Given task – Rewrite the data below in full, changing every "Rule Set" to "Rule Group" and leaving everything else unchanged.

Dataset records –
•••
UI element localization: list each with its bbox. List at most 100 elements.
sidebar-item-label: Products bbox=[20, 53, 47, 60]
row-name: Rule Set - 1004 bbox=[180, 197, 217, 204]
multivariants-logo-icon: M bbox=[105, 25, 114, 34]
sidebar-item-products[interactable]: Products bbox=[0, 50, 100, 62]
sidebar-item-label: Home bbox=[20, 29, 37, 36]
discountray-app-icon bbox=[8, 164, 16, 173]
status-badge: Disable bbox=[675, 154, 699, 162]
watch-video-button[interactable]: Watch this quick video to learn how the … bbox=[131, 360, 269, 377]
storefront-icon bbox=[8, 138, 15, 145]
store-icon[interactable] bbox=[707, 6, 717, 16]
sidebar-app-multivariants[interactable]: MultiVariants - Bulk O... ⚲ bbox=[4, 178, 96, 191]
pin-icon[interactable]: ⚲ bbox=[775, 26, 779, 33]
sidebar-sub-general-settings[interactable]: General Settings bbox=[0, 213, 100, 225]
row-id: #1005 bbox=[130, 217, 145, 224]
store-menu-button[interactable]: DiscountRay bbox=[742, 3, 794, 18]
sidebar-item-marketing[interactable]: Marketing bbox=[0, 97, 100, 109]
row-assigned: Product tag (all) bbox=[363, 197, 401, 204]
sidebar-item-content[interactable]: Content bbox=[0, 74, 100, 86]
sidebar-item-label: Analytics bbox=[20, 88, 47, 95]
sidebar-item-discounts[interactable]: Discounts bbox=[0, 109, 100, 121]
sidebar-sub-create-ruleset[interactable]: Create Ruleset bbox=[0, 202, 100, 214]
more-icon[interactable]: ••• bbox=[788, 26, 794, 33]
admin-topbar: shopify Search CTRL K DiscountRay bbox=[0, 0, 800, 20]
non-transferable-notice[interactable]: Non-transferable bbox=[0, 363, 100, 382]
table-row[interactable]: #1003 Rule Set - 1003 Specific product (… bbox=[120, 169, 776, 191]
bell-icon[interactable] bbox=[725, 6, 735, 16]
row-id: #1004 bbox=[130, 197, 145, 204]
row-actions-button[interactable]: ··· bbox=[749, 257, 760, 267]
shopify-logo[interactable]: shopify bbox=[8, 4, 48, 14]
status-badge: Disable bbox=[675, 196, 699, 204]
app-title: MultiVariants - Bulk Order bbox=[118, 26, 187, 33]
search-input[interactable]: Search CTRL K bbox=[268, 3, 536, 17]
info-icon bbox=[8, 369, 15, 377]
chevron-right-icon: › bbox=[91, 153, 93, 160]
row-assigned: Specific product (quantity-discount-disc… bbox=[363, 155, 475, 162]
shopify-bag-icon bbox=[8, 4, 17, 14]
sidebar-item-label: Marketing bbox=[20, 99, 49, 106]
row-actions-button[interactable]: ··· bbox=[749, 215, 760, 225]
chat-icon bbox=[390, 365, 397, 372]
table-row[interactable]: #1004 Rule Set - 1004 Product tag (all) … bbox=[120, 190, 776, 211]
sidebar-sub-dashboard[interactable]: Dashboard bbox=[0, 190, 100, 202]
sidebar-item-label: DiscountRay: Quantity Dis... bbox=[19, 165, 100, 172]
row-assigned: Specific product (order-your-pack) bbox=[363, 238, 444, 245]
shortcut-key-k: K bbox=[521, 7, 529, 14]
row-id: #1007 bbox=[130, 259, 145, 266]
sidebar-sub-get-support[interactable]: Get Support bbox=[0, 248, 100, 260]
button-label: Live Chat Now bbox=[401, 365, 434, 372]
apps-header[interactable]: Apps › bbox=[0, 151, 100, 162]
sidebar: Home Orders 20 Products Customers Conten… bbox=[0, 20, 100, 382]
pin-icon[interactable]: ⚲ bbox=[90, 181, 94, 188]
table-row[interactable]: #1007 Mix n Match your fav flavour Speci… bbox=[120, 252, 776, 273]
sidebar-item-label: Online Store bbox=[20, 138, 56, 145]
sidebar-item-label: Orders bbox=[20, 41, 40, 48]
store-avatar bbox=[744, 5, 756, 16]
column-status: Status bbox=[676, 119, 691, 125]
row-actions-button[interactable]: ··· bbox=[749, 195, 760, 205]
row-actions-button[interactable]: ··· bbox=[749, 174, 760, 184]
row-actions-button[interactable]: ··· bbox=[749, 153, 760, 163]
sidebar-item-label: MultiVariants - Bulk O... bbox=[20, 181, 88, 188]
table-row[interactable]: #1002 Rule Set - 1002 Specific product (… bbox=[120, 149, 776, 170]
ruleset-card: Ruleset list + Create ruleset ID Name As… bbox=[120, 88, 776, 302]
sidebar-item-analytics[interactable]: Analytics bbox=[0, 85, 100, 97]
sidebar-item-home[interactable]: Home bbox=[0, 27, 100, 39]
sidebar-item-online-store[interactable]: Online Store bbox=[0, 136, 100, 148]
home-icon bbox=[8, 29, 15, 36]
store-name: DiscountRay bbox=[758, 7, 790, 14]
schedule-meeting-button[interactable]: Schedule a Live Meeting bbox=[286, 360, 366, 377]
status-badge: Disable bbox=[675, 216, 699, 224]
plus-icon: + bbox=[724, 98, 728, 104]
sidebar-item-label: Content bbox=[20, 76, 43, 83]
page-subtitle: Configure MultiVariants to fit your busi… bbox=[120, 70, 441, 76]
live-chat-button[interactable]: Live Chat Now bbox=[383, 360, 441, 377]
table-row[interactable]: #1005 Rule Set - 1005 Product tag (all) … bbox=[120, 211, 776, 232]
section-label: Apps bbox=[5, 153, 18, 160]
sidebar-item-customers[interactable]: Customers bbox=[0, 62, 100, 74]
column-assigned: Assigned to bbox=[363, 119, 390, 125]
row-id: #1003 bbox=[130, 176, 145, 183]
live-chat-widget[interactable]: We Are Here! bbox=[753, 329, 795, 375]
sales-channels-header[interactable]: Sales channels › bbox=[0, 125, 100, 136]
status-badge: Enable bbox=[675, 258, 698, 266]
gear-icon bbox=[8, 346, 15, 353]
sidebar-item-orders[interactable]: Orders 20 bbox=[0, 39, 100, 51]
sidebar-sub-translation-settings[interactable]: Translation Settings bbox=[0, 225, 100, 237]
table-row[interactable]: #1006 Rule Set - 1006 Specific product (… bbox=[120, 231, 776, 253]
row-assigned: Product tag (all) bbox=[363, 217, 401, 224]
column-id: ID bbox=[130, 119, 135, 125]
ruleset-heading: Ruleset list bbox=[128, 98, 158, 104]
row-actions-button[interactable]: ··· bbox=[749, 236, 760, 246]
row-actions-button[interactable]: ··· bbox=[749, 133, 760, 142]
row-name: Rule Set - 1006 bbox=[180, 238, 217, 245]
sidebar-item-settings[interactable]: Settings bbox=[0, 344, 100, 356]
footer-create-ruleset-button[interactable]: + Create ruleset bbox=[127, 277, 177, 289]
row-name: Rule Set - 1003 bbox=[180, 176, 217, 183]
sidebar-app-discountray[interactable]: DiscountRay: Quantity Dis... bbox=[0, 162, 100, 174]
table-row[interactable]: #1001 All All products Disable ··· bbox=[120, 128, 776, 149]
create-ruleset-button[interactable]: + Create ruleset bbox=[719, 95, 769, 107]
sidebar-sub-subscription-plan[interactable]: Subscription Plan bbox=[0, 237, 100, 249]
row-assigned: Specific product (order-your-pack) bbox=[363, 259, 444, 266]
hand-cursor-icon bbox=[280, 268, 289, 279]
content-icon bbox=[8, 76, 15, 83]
•••
Output for this task –
UI element localization: list each with its bbox. List at most 100 elements.
sidebar-item-label: Products bbox=[20, 53, 47, 60]
row-name: Rule Group - 1004 bbox=[180, 197, 217, 204]
multivariants-logo-icon: M bbox=[105, 25, 114, 34]
sidebar-item-products[interactable]: Products bbox=[0, 50, 100, 62]
sidebar-item-label: Home bbox=[20, 29, 37, 36]
discountray-app-icon bbox=[8, 164, 16, 173]
status-badge: Disable bbox=[675, 154, 699, 162]
watch-video-button[interactable]: Watch this quick video to learn how the … bbox=[131, 360, 269, 377]
storefront-icon bbox=[8, 138, 15, 145]
store-icon[interactable] bbox=[707, 6, 717, 16]
sidebar-app-multivariants[interactable]: MultiVariants - Bulk O... ⚲ bbox=[4, 178, 96, 191]
pin-icon[interactable]: ⚲ bbox=[775, 26, 779, 33]
sidebar-sub-general-settings[interactable]: General Settings bbox=[0, 213, 100, 225]
row-id: #1005 bbox=[130, 217, 145, 224]
store-menu-button[interactable]: DiscountRay bbox=[742, 3, 794, 18]
sidebar-item-marketing[interactable]: Marketing bbox=[0, 97, 100, 109]
row-assigned: Product tag (all) bbox=[363, 197, 401, 204]
sidebar-item-content[interactable]: Content bbox=[0, 74, 100, 86]
sidebar-item-label: Analytics bbox=[20, 88, 47, 95]
sidebar-item-discounts[interactable]: Discounts bbox=[0, 109, 100, 121]
sidebar-sub-create-ruleset[interactable]: Create Ruleset bbox=[0, 202, 100, 214]
more-icon[interactable]: ••• bbox=[788, 26, 794, 33]
admin-topbar: shopify Search CTRL K DiscountRay bbox=[0, 0, 800, 20]
non-transferable-notice[interactable]: Non-transferable bbox=[0, 363, 100, 382]
table-row[interactable]: #1003 Rule Group - 1003 Specific product (… bbox=[120, 169, 776, 191]
bell-icon[interactable] bbox=[725, 6, 735, 16]
row-id: #1004 bbox=[130, 197, 145, 204]
row-actions-button[interactable]: ··· bbox=[749, 257, 760, 267]
shopify-logo[interactable]: shopify bbox=[8, 4, 48, 14]
status-badge: Disable bbox=[675, 196, 699, 204]
app-title: MultiVariants - Bulk Order bbox=[118, 26, 187, 33]
search-input[interactable]: Search CTRL K bbox=[268, 3, 536, 17]
info-icon bbox=[8, 369, 15, 377]
chevron-right-icon: › bbox=[91, 153, 93, 160]
row-assigned: Specific product (quantity-discount-disc… bbox=[363, 155, 475, 162]
shopify-bag-icon bbox=[8, 4, 17, 14]
sidebar-item-label: Marketing bbox=[20, 99, 49, 106]
row-actions-button[interactable]: ··· bbox=[749, 215, 760, 225]
chat-icon bbox=[390, 365, 397, 372]
table-row[interactable]: #1004 Rule Group - 1004 Product tag (all) … bbox=[120, 190, 776, 211]
sidebar-sub-dashboard[interactable]: Dashboard bbox=[0, 190, 100, 202]
sidebar-item-label: DiscountRay: Quantity Dis... bbox=[19, 165, 100, 172]
row-assigned: Specific product (order-your-pack) bbox=[363, 238, 444, 245]
shortcut-key-k: K bbox=[521, 7, 529, 14]
row-id: #1007 bbox=[130, 259, 145, 266]
sidebar-sub-get-support[interactable]: Get Support bbox=[0, 248, 100, 260]
button-label: Live Chat Now bbox=[401, 365, 434, 372]
apps-header[interactable]: Apps › bbox=[0, 151, 100, 162]
sidebar: Home Orders 20 Products Customers Conten… bbox=[0, 20, 100, 382]
pin-icon[interactable]: ⚲ bbox=[90, 181, 94, 188]
table-row[interactable]: #1007 Mix n Match your fav flavour Speci… bbox=[120, 252, 776, 273]
sidebar-item-label: Online Store bbox=[20, 138, 56, 145]
sidebar-item-label: Orders bbox=[20, 41, 40, 48]
store-avatar bbox=[744, 5, 756, 16]
column-status: Status bbox=[676, 119, 691, 125]
row-actions-button[interactable]: ··· bbox=[749, 195, 760, 205]
row-actions-button[interactable]: ··· bbox=[749, 174, 760, 184]
row-actions-button[interactable]: ··· bbox=[749, 153, 760, 163]
sidebar-item-label: MultiVariants - Bulk O... bbox=[20, 181, 88, 188]
table-row[interactable]: #1002 Rule Group - 1002 Specific product (… bbox=[120, 149, 776, 170]
ruleset-card: Ruleset list + Create ruleset ID Name As… bbox=[120, 88, 776, 302]
sidebar-item-analytics[interactable]: Analytics bbox=[0, 85, 100, 97]
sidebar-item-home[interactable]: Home bbox=[0, 27, 100, 39]
sidebar-item-online-store[interactable]: Online Store bbox=[0, 136, 100, 148]
home-icon bbox=[8, 29, 15, 36]
store-name: DiscountRay bbox=[758, 7, 790, 14]
schedule-meeting-button[interactable]: Schedule a Live Meeting bbox=[286, 360, 366, 377]
status-badge: Disable bbox=[675, 216, 699, 224]
plus-icon: + bbox=[724, 98, 728, 104]
sidebar-item-label: Content bbox=[20, 76, 43, 83]
page-subtitle: Configure MultiVariants to fit your busi… bbox=[120, 70, 441, 76]
live-chat-button[interactable]: Live Chat Now bbox=[383, 360, 441, 377]
table-row[interactable]: #1005 Rule Group - 1005 Product tag (all) … bbox=[120, 211, 776, 232]
section-label: Apps bbox=[5, 153, 18, 160]
sidebar-item-customers[interactable]: Customers bbox=[0, 62, 100, 74]
column-assigned: Assigned to bbox=[363, 119, 390, 125]
row-id: #1003 bbox=[130, 176, 145, 183]
live-chat-widget[interactable]: We Are Here! bbox=[753, 329, 795, 375]
sales-channels-header[interactable]: Sales channels › bbox=[0, 125, 100, 136]
status-badge: Enable bbox=[675, 258, 698, 266]
gear-icon bbox=[8, 346, 15, 353]
sidebar-item-orders[interactable]: Orders 20 bbox=[0, 39, 100, 51]
sidebar-sub-translation-settings[interactable]: Translation Settings bbox=[0, 225, 100, 237]
table-row[interactable]: #1006 Rule Group - 1006 Specific product (… bbox=[120, 231, 776, 253]
row-assigned: Product tag (all) bbox=[363, 217, 401, 224]
column-id: ID bbox=[130, 119, 135, 125]
ruleset-heading: Ruleset list bbox=[128, 98, 158, 104]
row-actions-button[interactable]: ··· bbox=[749, 236, 760, 246]
row-actions-button[interactable]: ··· bbox=[749, 133, 760, 142]
row-name: Rule Group - 1006 bbox=[180, 238, 217, 245]
sidebar-item-settings[interactable]: Settings bbox=[0, 344, 100, 356]
footer-create-ruleset-button[interactable]: + Create ruleset bbox=[127, 277, 177, 289]
row-name: Rule Group - 1003 bbox=[180, 176, 217, 183]
sidebar-app-discountray[interactable]: DiscountRay: Quantity Dis... bbox=[0, 162, 100, 174]
table-row[interactable]: #1001 All All products Disable ··· bbox=[120, 128, 776, 149]
create-ruleset-button[interactable]: + Create ruleset bbox=[719, 95, 769, 107]
sidebar-sub-subscription-plan[interactable]: Subscription Plan bbox=[0, 237, 100, 249]
row-assigned: Specific product (order-your-pack) bbox=[363, 259, 444, 266]
hand-cursor-icon bbox=[280, 268, 289, 279]
content-icon bbox=[8, 76, 15, 83]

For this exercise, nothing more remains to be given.